(Stored data)

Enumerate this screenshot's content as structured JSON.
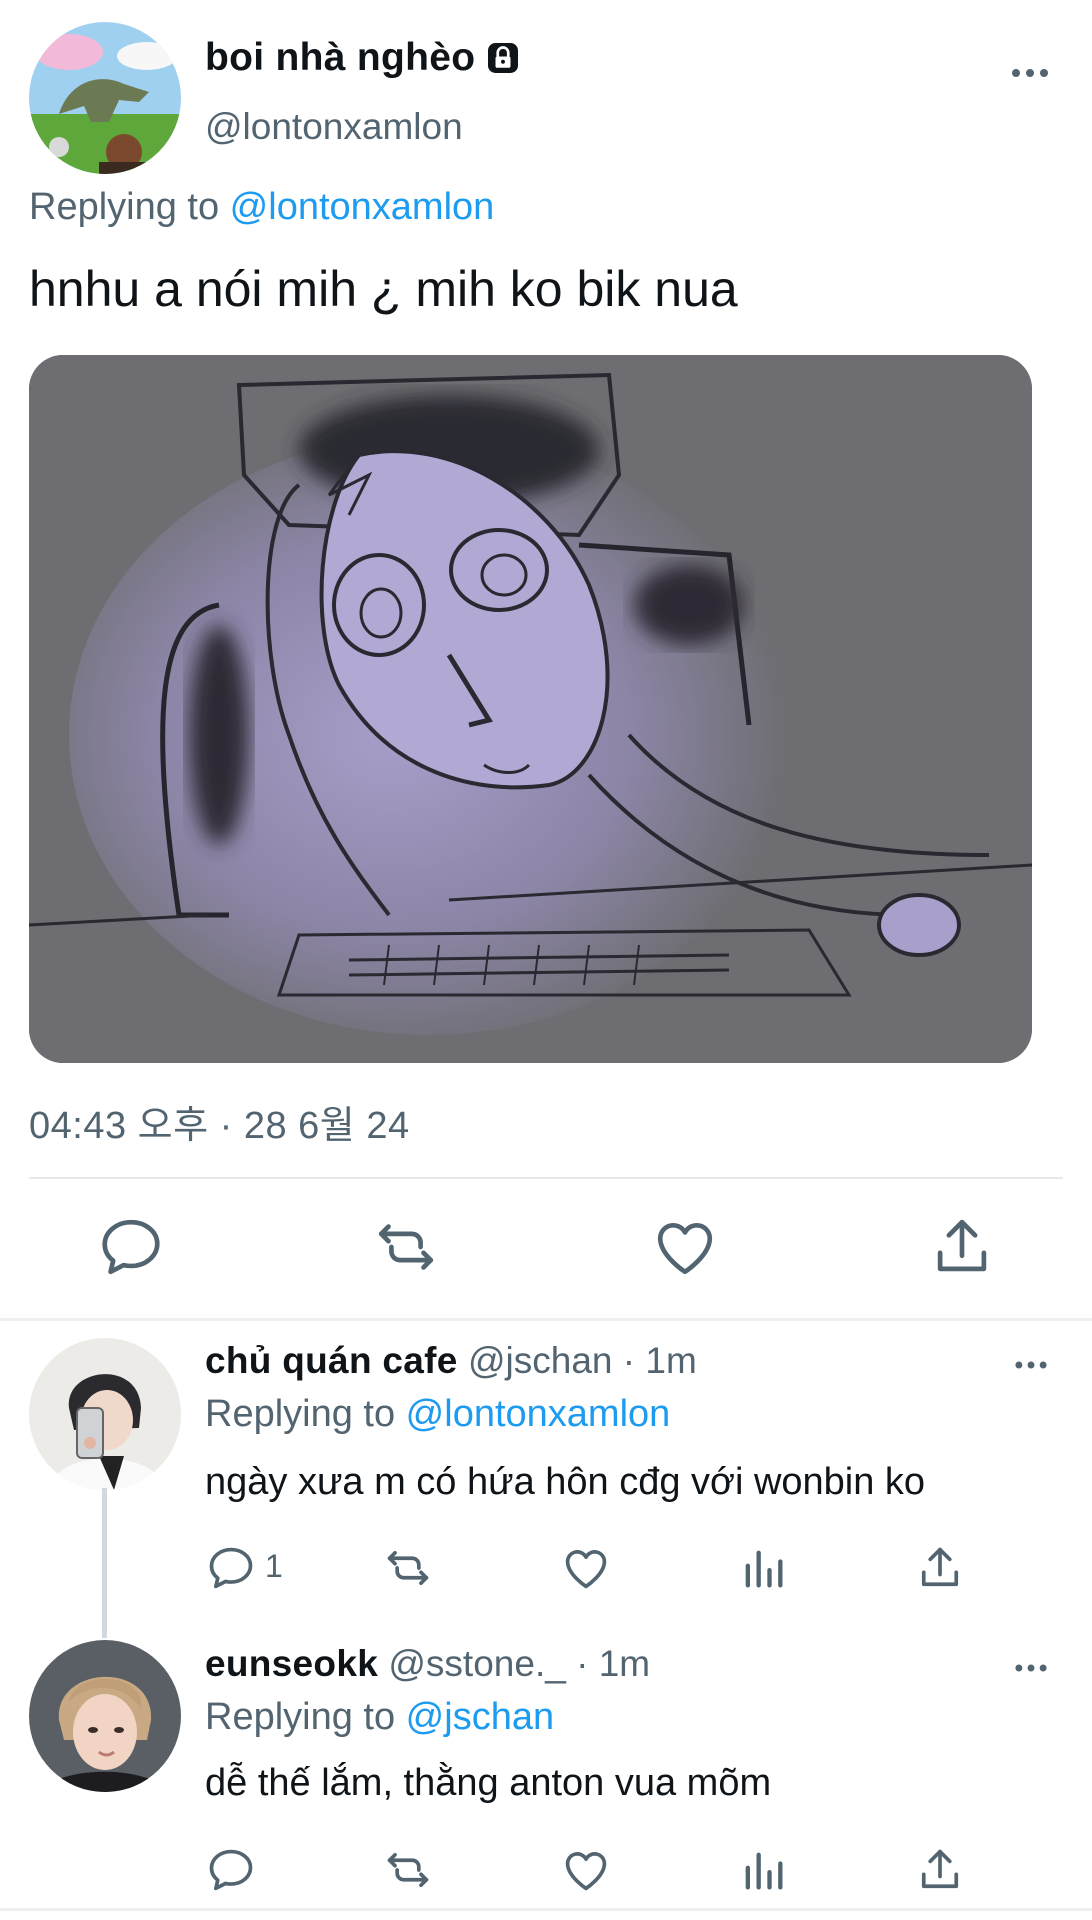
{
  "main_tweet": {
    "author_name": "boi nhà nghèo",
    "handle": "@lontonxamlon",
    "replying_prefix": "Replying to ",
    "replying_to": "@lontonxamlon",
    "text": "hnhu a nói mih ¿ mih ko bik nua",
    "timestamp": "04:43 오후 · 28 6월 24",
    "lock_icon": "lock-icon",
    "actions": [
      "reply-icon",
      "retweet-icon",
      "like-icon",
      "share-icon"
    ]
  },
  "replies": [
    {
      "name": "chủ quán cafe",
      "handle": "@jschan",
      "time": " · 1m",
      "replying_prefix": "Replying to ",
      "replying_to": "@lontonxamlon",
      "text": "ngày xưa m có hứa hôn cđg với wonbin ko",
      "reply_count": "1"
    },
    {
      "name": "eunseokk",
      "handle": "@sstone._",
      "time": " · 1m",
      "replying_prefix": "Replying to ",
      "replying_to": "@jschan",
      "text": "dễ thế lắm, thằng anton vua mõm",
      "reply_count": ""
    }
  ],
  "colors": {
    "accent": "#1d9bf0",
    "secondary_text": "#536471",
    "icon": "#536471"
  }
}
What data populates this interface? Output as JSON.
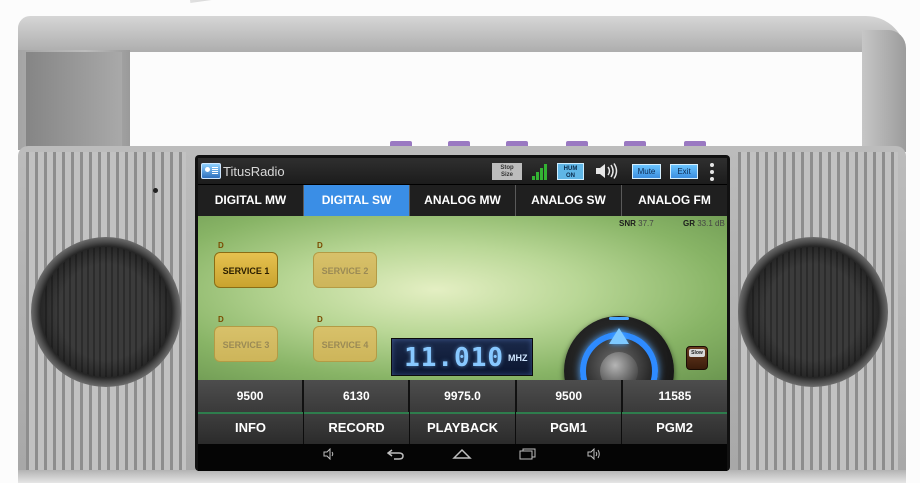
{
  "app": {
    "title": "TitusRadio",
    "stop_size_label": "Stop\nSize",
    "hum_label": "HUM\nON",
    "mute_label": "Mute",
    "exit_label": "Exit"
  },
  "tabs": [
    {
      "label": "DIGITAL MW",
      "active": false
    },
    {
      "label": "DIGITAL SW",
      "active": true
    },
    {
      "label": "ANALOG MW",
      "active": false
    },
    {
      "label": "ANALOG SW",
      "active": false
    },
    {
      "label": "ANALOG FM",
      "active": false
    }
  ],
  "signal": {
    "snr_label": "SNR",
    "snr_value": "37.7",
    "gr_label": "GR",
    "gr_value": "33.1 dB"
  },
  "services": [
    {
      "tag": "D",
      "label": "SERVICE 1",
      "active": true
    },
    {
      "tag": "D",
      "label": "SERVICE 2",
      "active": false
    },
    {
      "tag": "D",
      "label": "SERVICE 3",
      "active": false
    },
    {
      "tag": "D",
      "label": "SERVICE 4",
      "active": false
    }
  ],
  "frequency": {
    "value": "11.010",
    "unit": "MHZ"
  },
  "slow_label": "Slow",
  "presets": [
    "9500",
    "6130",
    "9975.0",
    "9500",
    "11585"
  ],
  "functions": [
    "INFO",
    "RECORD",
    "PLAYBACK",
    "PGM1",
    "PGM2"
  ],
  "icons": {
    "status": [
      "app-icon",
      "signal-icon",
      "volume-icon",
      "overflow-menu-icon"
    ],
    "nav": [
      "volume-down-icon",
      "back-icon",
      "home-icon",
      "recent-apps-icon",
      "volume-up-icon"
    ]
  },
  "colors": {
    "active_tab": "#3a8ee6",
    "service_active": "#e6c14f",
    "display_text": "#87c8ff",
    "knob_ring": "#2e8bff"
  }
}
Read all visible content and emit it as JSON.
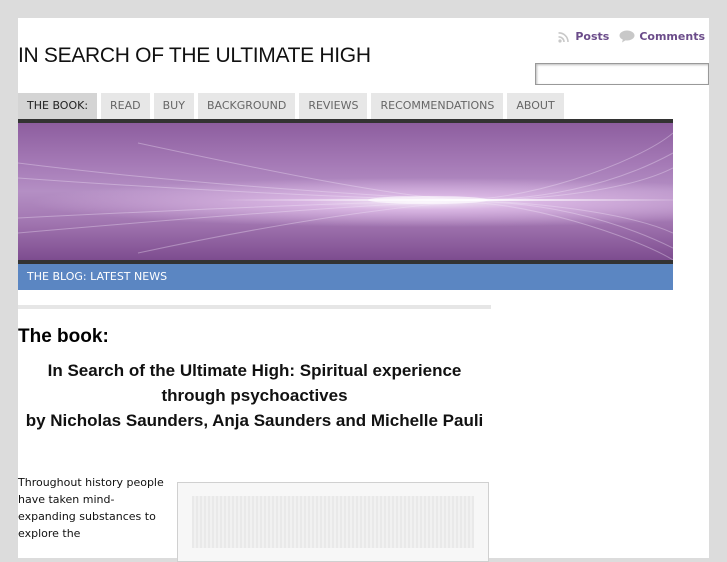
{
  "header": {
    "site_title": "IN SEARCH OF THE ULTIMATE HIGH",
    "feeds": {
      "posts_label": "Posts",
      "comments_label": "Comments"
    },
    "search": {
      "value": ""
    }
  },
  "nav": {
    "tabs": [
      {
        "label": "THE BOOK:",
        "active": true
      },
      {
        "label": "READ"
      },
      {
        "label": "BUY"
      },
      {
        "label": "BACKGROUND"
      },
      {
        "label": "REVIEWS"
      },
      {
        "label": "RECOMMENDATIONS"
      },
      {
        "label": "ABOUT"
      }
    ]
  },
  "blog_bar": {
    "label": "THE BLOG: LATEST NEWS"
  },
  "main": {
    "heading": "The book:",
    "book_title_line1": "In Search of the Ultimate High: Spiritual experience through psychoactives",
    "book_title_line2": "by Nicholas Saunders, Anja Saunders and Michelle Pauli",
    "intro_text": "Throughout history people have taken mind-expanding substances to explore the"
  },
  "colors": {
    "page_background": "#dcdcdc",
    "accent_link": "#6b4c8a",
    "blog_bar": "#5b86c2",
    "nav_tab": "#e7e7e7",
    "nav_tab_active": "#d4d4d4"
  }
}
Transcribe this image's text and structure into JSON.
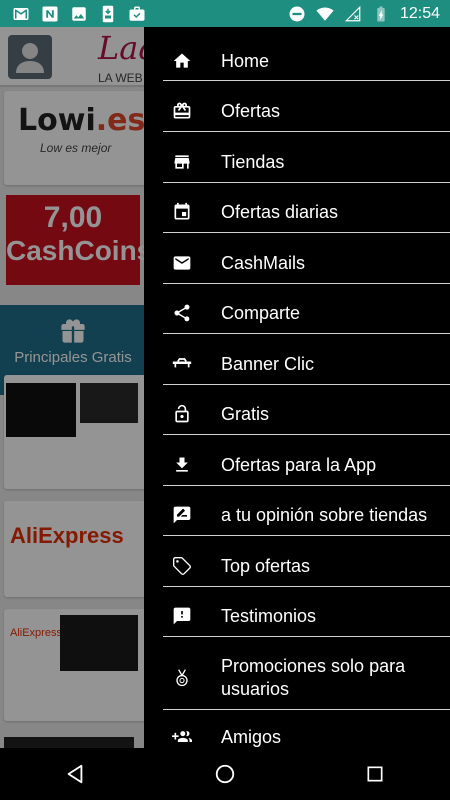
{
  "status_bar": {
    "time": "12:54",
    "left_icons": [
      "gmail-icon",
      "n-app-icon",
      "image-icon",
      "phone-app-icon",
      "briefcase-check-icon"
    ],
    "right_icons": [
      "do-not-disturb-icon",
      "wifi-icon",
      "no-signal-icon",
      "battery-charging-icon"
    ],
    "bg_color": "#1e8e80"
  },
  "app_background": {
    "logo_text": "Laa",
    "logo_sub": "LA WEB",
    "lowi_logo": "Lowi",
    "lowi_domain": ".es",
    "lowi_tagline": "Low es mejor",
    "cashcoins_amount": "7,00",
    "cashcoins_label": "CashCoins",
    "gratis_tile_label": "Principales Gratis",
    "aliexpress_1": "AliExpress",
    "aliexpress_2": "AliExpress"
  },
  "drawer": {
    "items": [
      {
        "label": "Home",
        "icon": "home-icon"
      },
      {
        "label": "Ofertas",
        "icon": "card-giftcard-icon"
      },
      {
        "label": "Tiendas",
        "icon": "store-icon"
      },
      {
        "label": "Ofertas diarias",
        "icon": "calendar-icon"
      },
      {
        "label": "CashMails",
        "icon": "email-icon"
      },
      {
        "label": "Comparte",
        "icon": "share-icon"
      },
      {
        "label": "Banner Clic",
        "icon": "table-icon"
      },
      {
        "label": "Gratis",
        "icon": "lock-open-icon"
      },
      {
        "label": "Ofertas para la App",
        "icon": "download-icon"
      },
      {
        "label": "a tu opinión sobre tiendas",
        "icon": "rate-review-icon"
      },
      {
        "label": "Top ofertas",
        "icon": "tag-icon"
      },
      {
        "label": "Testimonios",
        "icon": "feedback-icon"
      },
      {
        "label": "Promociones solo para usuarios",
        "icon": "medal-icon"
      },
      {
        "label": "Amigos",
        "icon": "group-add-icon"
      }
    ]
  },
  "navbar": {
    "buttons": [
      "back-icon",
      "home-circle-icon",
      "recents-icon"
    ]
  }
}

◆ GOAL:
Word for word, quote the lines above. Omit the pictures.

◆ FULL SOLUTION:
Enumerate this screenshot's content as structured JSON.
{
  "main_tweet": {
    "author_name": "boi nhà nghèo",
    "handle": "@lontonxamlon",
    "replying_prefix": "Replying to ",
    "replying_to": "@lontonxamlon",
    "text": "hnhu a nói mih ¿ mih ko bik nua",
    "timestamp": "04:43 오후 · 28 6월 24",
    "lock_icon": "lock-icon",
    "actions": [
      "reply-icon",
      "retweet-icon",
      "like-icon",
      "share-icon"
    ]
  },
  "replies": [
    {
      "name": "chủ quán cafe",
      "handle": "@jschan",
      "time": " · 1m",
      "replying_prefix": "Replying to ",
      "replying_to": "@lontonxamlon",
      "text": "ngày xưa m có hứa hôn cđg với wonbin ko",
      "reply_count": "1"
    },
    {
      "name": "eunseokk",
      "handle": "@sstone._",
      "time": " · 1m",
      "replying_prefix": "Replying to ",
      "replying_to": "@jschan",
      "text": "dễ thế lắm, thằng anton vua mõm",
      "reply_count": ""
    }
  ],
  "colors": {
    "accent": "#1d9bf0",
    "secondary_text": "#536471",
    "icon": "#536471"
  }
}
What data populates this interface? Output as JSON.
{
  "app": {
    "title": "TitusRadio",
    "stop_size_label": "Stop\nSize",
    "hum_label": "HUM\nON",
    "mute_label": "Mute",
    "exit_label": "Exit"
  },
  "tabs": [
    {
      "label": "DIGITAL MW",
      "active": false
    },
    {
      "label": "DIGITAL SW",
      "active": true
    },
    {
      "label": "ANALOG MW",
      "active": false
    },
    {
      "label": "ANALOG SW",
      "active": false
    },
    {
      "label": "ANALOG FM",
      "active": false
    }
  ],
  "signal": {
    "snr_label": "SNR",
    "snr_value": "37.7",
    "gr_label": "GR",
    "gr_value": "33.1 dB"
  },
  "services": [
    {
      "tag": "D",
      "label": "SERVICE 1",
      "active": true
    },
    {
      "tag": "D",
      "label": "SERVICE 2",
      "active": false
    },
    {
      "tag": "D",
      "label": "SERVICE 3",
      "active": false
    },
    {
      "tag": "D",
      "label": "SERVICE 4",
      "active": false
    }
  ],
  "frequency": {
    "value": "11.010",
    "unit": "MHZ"
  },
  "slow_label": "Slow",
  "presets": [
    "9500",
    "6130",
    "9975.0",
    "9500",
    "11585"
  ],
  "functions": [
    "INFO",
    "RECORD",
    "PLAYBACK",
    "PGM1",
    "PGM2"
  ],
  "icons": {
    "status": [
      "app-icon",
      "signal-icon",
      "volume-icon",
      "overflow-menu-icon"
    ],
    "nav": [
      "volume-down-icon",
      "back-icon",
      "home-icon",
      "recent-apps-icon",
      "volume-up-icon"
    ]
  },
  "colors": {
    "active_tab": "#3a8ee6",
    "service_active": "#e6c14f",
    "display_text": "#87c8ff",
    "knob_ring": "#2e8bff"
  }
}
Read all visible content and emit it as JSON.
{
  "header": {
    "site_title": "IN SEARCH OF THE ULTIMATE HIGH",
    "feeds": {
      "posts_label": "Posts",
      "comments_label": "Comments"
    },
    "search": {
      "value": ""
    }
  },
  "nav": {
    "tabs": [
      {
        "label": "THE BOOK:",
        "active": true
      },
      {
        "label": "READ"
      },
      {
        "label": "BUY"
      },
      {
        "label": "BACKGROUND"
      },
      {
        "label": "REVIEWS"
      },
      {
        "label": "RECOMMENDATIONS"
      },
      {
        "label": "ABOUT"
      }
    ]
  },
  "blog_bar": {
    "label": "THE BLOG: LATEST NEWS"
  },
  "main": {
    "heading": "The book:",
    "book_title_line1": "In Search of the Ultimate High: Spiritual experience through psychoactives",
    "book_title_line2": "by Nicholas Saunders, Anja Saunders and Michelle Pauli",
    "intro_text": "Throughout history people have taken mind-expanding substances to explore the"
  },
  "colors": {
    "page_background": "#dcdcdc",
    "accent_link": "#6b4c8a",
    "blog_bar": "#5b86c2",
    "nav_tab": "#e7e7e7",
    "nav_tab_active": "#d4d4d4"
  }
}
Transcribe this image's text and structure into JSON.
{
  "status_bar": {
    "time": "12:54",
    "left_icons": [
      "gmail-icon",
      "n-app-icon",
      "image-icon",
      "phone-app-icon",
      "briefcase-check-icon"
    ],
    "right_icons": [
      "do-not-disturb-icon",
      "wifi-icon",
      "no-signal-icon",
      "battery-charging-icon"
    ],
    "bg_color": "#1e8e80"
  },
  "app_background": {
    "logo_text": "Laa",
    "logo_sub": "LA WEB",
    "lowi_logo": "Lowi",
    "lowi_domain": ".es",
    "lowi_tagline": "Low es mejor",
    "cashcoins_amount": "7,00",
    "cashcoins_label": "CashCoins",
    "gratis_tile_label": "Principales Gratis",
    "aliexpress_1": "AliExpress",
    "aliexpress_2": "AliExpress"
  },
  "drawer": {
    "items": [
      {
        "label": "Home",
        "icon": "home-icon"
      },
      {
        "label": "Ofertas",
        "icon": "card-giftcard-icon"
      },
      {
        "label": "Tiendas",
        "icon": "store-icon"
      },
      {
        "label": "Ofertas diarias",
        "icon": "calendar-icon"
      },
      {
        "label": "CashMails",
        "icon": "email-icon"
      },
      {
        "label": "Comparte",
        "icon": "share-icon"
      },
      {
        "label": "Banner Clic",
        "icon": "table-icon"
      },
      {
        "label": "Gratis",
        "icon": "lock-open-icon"
      },
      {
        "label": "Ofertas para la App",
        "icon": "download-icon"
      },
      {
        "label": "a tu opinión sobre tiendas",
        "icon": "rate-review-icon"
      },
      {
        "label": "Top ofertas",
        "icon": "tag-icon"
      },
      {
        "label": "Testimonios",
        "icon": "feedback-icon"
      },
      {
        "label": "Promociones solo para usuarios",
        "icon": "medal-icon"
      },
      {
        "label": "Amigos",
        "icon": "group-add-icon"
      }
    ]
  },
  "navbar": {
    "buttons": [
      "back-icon",
      "home-circle-icon",
      "recents-icon"
    ]
  }
}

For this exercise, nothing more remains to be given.